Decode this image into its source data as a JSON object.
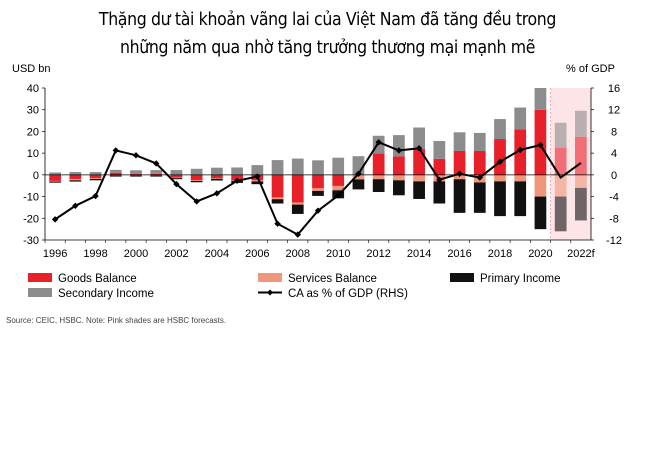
{
  "title_lines": [
    "Thặng dư tài khoản vãng lai của Việt Nam đã tăng đều trong",
    "những năm qua nhờ tăng trưởng thương mại mạnh mẽ"
  ],
  "source": "Source: CEIC, HSBC. Note: Pink shades are HSBC forecasts.",
  "colors": {
    "goods": "#e8202a",
    "services": "#f0967a",
    "primary": "#111111",
    "secondary": "#8c8c8c",
    "ca_line": "#000000",
    "forecast_shade": "#fde4e6"
  },
  "chart_data": {
    "type": "bar",
    "stacked": true,
    "years": [
      "1996",
      "1997",
      "1998",
      "1999",
      "2000",
      "2001",
      "2002",
      "2003",
      "2004",
      "2005",
      "2006",
      "2007",
      "2008",
      "2009",
      "2010",
      "2011",
      "2012",
      "2013",
      "2014",
      "2015",
      "2016",
      "2017",
      "2018",
      "2019",
      "2020",
      "2021f",
      "2022f"
    ],
    "x_tick_labels": [
      "1996",
      "",
      "1998",
      "",
      "2000",
      "",
      "2002",
      "",
      "2004",
      "",
      "2006",
      "",
      "2008",
      "",
      "2010",
      "",
      "2012",
      "",
      "2014",
      "",
      "2016",
      "",
      "2018",
      "",
      "2020",
      "",
      "2022f"
    ],
    "forecast_years": [
      "2021f",
      "2022f"
    ],
    "ylabel_left": "USD bn",
    "ylabel_right": "% of GDP",
    "ylim_left": [
      -30,
      40
    ],
    "ylim_right": [
      -12,
      16
    ],
    "yticks_left": [
      40,
      30,
      20,
      10,
      0,
      -10,
      -20,
      -30
    ],
    "yticks_right": [
      16,
      12,
      8,
      4,
      0,
      -4,
      -8,
      -12
    ],
    "series": [
      {
        "name": "Goods Balance",
        "color_key": "goods",
        "axis": "left",
        "values": [
          -2.8,
          -2.0,
          -1.5,
          1.0,
          0.5,
          0.5,
          -1.2,
          -2.5,
          -1.5,
          -2.4,
          -2.5,
          -10.4,
          -12.8,
          -6.2,
          -5.1,
          0.0,
          9.8,
          8.5,
          12.0,
          7.4,
          11.0,
          11.0,
          16.5,
          21.0,
          30.0,
          12.5,
          17.5
        ]
      },
      {
        "name": "Services Balance",
        "color_key": "services",
        "axis": "left",
        "values": [
          -0.3,
          -0.5,
          -0.4,
          -0.3,
          -0.3,
          -0.3,
          -0.3,
          -0.3,
          -0.3,
          -0.3,
          -0.5,
          -0.8,
          -0.9,
          -1.2,
          -2.0,
          -2.1,
          -2.0,
          -2.5,
          -3.0,
          -3.0,
          -2.0,
          -3.5,
          -3.0,
          -3.0,
          -10.0,
          -10.0,
          -6.0
        ]
      },
      {
        "name": "Primary Income",
        "color_key": "primary",
        "axis": "left",
        "values": [
          -0.5,
          -0.6,
          -0.6,
          -0.5,
          -0.5,
          -0.5,
          -0.5,
          -0.6,
          -0.8,
          -1.0,
          -1.3,
          -2.0,
          -4.3,
          -2.3,
          -3.7,
          -4.6,
          -5.9,
          -6.9,
          -8.1,
          -10.2,
          -15.5,
          -14.0,
          -16.0,
          -16.0,
          -15.0,
          -16.0,
          -15.0
        ]
      },
      {
        "name": "Secondary Income",
        "color_key": "secondary",
        "axis": "left",
        "values": [
          1.1,
          1.3,
          1.3,
          1.3,
          1.6,
          1.7,
          2.2,
          2.8,
          3.3,
          3.4,
          4.5,
          6.8,
          7.5,
          6.7,
          7.9,
          8.6,
          8.2,
          9.8,
          9.8,
          8.2,
          8.6,
          8.3,
          9.2,
          10.0,
          10.0,
          11.5,
          12.0
        ]
      },
      {
        "name": "CA as % of GDP (RHS)",
        "color_key": "ca_line",
        "axis": "right",
        "kind": "line",
        "values": [
          -8.2,
          -5.7,
          -3.9,
          4.5,
          3.6,
          2.1,
          -1.7,
          -4.9,
          -3.4,
          -1.1,
          -0.3,
          -9.0,
          -11.0,
          -6.6,
          -3.8,
          0.2,
          6.0,
          4.5,
          4.9,
          -0.9,
          0.2,
          -0.5,
          2.4,
          4.6,
          5.5,
          -0.5,
          2.2
        ]
      }
    ],
    "legend": [
      {
        "name": "Goods Balance",
        "type": "bar",
        "color_key": "goods"
      },
      {
        "name": "Services Balance",
        "type": "bar",
        "color_key": "services"
      },
      {
        "name": "Primary Income",
        "type": "bar",
        "color_key": "primary"
      },
      {
        "name": "Secondary Income",
        "type": "bar",
        "color_key": "secondary"
      },
      {
        "name": "CA as % of GDP (RHS)",
        "type": "line",
        "color_key": "ca_line"
      }
    ],
    "legend_position": "bottom",
    "grid": false
  }
}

○ ○ ○ ○ ○ ○ ○

§ What you are asked to do:
Without including any pictures, reproduce the listing exactly.

§ Solution:
Decode this image into its source data as a JSON object.
{
  "title_lines": [
    "Thặng dư tài khoản vãng lai của Việt Nam đã tăng đều trong",
    "những năm qua nhờ tăng trưởng thương mại mạnh mẽ"
  ],
  "source": "Source: CEIC, HSBC. Note: Pink shades are HSBC forecasts.",
  "colors": {
    "goods": "#e8202a",
    "services": "#f0967a",
    "primary": "#111111",
    "secondary": "#8c8c8c",
    "ca_line": "#000000",
    "forecast_shade": "#fde4e6"
  },
  "chart_data": {
    "type": "bar",
    "stacked": true,
    "years": [
      "1996",
      "1997",
      "1998",
      "1999",
      "2000",
      "2001",
      "2002",
      "2003",
      "2004",
      "2005",
      "2006",
      "2007",
      "2008",
      "2009",
      "2010",
      "2011",
      "2012",
      "2013",
      "2014",
      "2015",
      "2016",
      "2017",
      "2018",
      "2019",
      "2020",
      "2021f",
      "2022f"
    ],
    "x_tick_labels": [
      "1996",
      "",
      "1998",
      "",
      "2000",
      "",
      "2002",
      "",
      "2004",
      "",
      "2006",
      "",
      "2008",
      "",
      "2010",
      "",
      "2012",
      "",
      "2014",
      "",
      "2016",
      "",
      "2018",
      "",
      "2020",
      "",
      "2022f"
    ],
    "forecast_years": [
      "2021f",
      "2022f"
    ],
    "ylabel_left": "USD bn",
    "ylabel_right": "% of GDP",
    "ylim_left": [
      -30,
      40
    ],
    "ylim_right": [
      -12,
      16
    ],
    "yticks_left": [
      40,
      30,
      20,
      10,
      0,
      -10,
      -20,
      -30
    ],
    "yticks_right": [
      16,
      12,
      8,
      4,
      0,
      -4,
      -8,
      -12
    ],
    "series": [
      {
        "name": "Goods Balance",
        "color_key": "goods",
        "axis": "left",
        "values": [
          -2.8,
          -2.0,
          -1.5,
          1.0,
          0.5,
          0.5,
          -1.2,
          -2.5,
          -1.5,
          -2.4,
          -2.5,
          -10.4,
          -12.8,
          -6.2,
          -5.1,
          0.0,
          9.8,
          8.5,
          12.0,
          7.4,
          11.0,
          11.0,
          16.5,
          21.0,
          30.0,
          12.5,
          17.5
        ]
      },
      {
        "name": "Services Balance",
        "color_key": "services",
        "axis": "left",
        "values": [
          -0.3,
          -0.5,
          -0.4,
          -0.3,
          -0.3,
          -0.3,
          -0.3,
          -0.3,
          -0.3,
          -0.3,
          -0.5,
          -0.8,
          -0.9,
          -1.2,
          -2.0,
          -2.1,
          -2.0,
          -2.5,
          -3.0,
          -3.0,
          -2.0,
          -3.5,
          -3.0,
          -3.0,
          -10.0,
          -10.0,
          -6.0
        ]
      },
      {
        "name": "Primary Income",
        "color_key": "primary",
        "axis": "left",
        "values": [
          -0.5,
          -0.6,
          -0.6,
          -0.5,
          -0.5,
          -0.5,
          -0.5,
          -0.6,
          -0.8,
          -1.0,
          -1.3,
          -2.0,
          -4.3,
          -2.3,
          -3.7,
          -4.6,
          -5.9,
          -6.9,
          -8.1,
          -10.2,
          -15.5,
          -14.0,
          -16.0,
          -16.0,
          -15.0,
          -16.0,
          -15.0
        ]
      },
      {
        "name": "Secondary Income",
        "color_key": "secondary",
        "axis": "left",
        "values": [
          1.1,
          1.3,
          1.3,
          1.3,
          1.6,
          1.7,
          2.2,
          2.8,
          3.3,
          3.4,
          4.5,
          6.8,
          7.5,
          6.7,
          7.9,
          8.6,
          8.2,
          9.8,
          9.8,
          8.2,
          8.6,
          8.3,
          9.2,
          10.0,
          10.0,
          11.5,
          12.0
        ]
      },
      {
        "name": "CA as % of GDP (RHS)",
        "color_key": "ca_line",
        "axis": "right",
        "kind": "line",
        "values": [
          -8.2,
          -5.7,
          -3.9,
          4.5,
          3.6,
          2.1,
          -1.7,
          -4.9,
          -3.4,
          -1.1,
          -0.3,
          -9.0,
          -11.0,
          -6.6,
          -3.8,
          0.2,
          6.0,
          4.5,
          4.9,
          -0.9,
          0.2,
          -0.5,
          2.4,
          4.6,
          5.5,
          -0.5,
          2.2
        ]
      }
    ],
    "legend": [
      {
        "name": "Goods Balance",
        "type": "bar",
        "color_key": "goods"
      },
      {
        "name": "Services Balance",
        "type": "bar",
        "color_key": "services"
      },
      {
        "name": "Primary Income",
        "type": "bar",
        "color_key": "primary"
      },
      {
        "name": "Secondary Income",
        "type": "bar",
        "color_key": "secondary"
      },
      {
        "name": "CA as % of GDP (RHS)",
        "type": "line",
        "color_key": "ca_line"
      }
    ],
    "legend_position": "bottom",
    "grid": false
  }
}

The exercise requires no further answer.